**THE INPUT:**

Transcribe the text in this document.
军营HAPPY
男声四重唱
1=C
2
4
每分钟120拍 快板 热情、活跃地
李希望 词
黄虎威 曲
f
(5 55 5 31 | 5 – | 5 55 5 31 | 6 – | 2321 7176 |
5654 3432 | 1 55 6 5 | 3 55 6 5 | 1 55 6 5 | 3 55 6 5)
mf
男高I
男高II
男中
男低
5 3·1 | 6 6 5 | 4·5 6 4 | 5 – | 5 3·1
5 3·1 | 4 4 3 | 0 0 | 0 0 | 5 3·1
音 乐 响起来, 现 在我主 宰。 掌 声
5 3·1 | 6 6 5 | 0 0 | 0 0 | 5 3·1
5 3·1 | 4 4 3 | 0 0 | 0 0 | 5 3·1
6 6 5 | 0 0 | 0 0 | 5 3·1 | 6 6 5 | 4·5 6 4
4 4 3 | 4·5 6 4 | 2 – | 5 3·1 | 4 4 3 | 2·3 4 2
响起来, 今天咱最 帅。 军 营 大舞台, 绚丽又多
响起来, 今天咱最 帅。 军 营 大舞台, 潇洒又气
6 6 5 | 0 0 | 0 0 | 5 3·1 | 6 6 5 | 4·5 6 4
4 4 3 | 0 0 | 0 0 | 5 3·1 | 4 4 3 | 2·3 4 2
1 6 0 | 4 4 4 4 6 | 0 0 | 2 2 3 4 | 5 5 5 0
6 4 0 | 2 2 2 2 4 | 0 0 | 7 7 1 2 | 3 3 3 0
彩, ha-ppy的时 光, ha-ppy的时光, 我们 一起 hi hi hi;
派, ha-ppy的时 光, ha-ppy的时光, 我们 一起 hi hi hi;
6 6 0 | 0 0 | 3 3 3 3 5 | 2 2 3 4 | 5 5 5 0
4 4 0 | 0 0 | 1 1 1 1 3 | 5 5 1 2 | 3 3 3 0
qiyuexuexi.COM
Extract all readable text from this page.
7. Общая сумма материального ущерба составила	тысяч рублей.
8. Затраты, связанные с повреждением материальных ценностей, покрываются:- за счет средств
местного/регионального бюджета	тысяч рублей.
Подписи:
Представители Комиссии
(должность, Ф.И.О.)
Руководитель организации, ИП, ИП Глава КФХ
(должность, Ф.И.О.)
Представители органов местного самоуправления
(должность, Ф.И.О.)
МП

**AIM:**
Starting at the line with "Extract all readable text from this page.", copy every line up to and including the last one in the entries above.

**EXPECTED ANSWER:**
Extract all readable text from this page.
7. Общая сумма материального ущерба составила	тысяч рублей.
8. Затраты, связанные с повреждением материальных ценностей, покрываются:- за счет средств
местного/регионального бюджета	тысяч рублей.
Подписи:
Представители Комиссии
(должность, Ф.И.О.)
Руководитель организации, ИП, ИП Глава КФХ
(должность, Ф.И.О.)
Представители органов местного самоуправления
(должность, Ф.И.О.)
МП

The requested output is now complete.